Problem to solve: Please set down all the lines beneath this one exactly, without the pictures.

Task material:
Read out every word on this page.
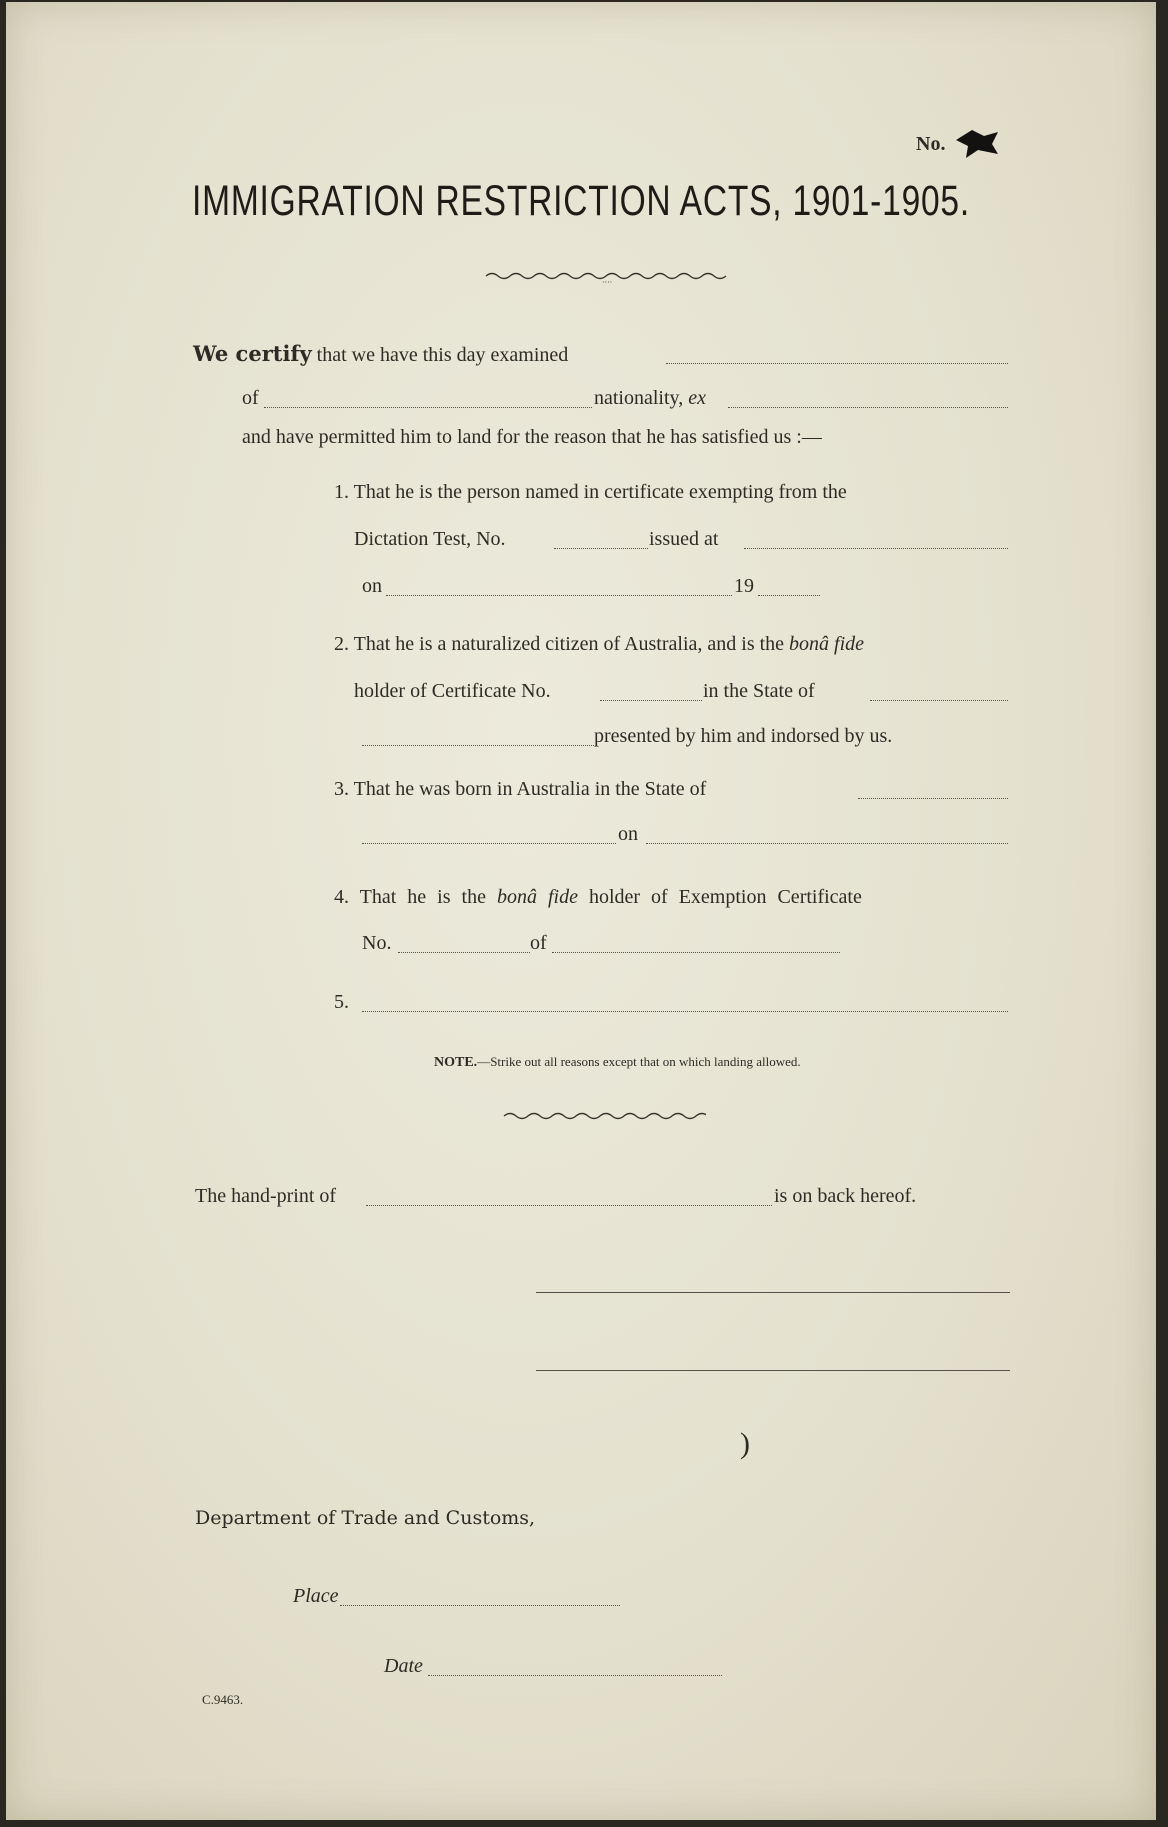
No.
IMMIGRATION RESTRICTION ACTS, 1901-1905.
····
We certify that we have this day examined
of	nationality, ex
and have permitted him to land for the reason that he has satisfied us :—
1. That he is the person named in certificate exempting from the
Dictation Test, No.	issued at
on	19
2. That he is a naturalized citizen of Australia, and is the bonâ fide
holder of Certificate No.	in the State of
presented by him and indorsed by us.
3. That he was born in Australia in the State of
on
4. That he is the bonâ fide holder of Exemption Certificate
No.	of
5.
NOTE.—Strike out all reasons except that on which landing allowed.
The hand-print of	is on back hereof.
)
Department of Trade and Customs,
Place
Date
C.9463.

Output of the exercise:
Read out every word on this page.
No.
IMMIGRATION RESTRICTION ACTS, 1901-1905.
····
We certify that we have this day examined
of	nationality, ex
and have permitted him to land for the reason that he has satisfied us :—
1. That he is the person named in certificate exempting from the
Dictation Test, No.	issued at
on	19
2. That he is a naturalized citizen of Australia, and is the bonâ fide
holder of Certificate No.	in the State of
presented by him and indorsed by us.
3. That he was born in Australia in the State of
on
4. That he is the bonâ fide holder of Exemption Certificate
No.	of
5.
NOTE.—Strike out all reasons except that on which landing allowed.
The hand-print of	is on back hereof.
)
Department of Trade and Customs,
Place
Date
C.9463.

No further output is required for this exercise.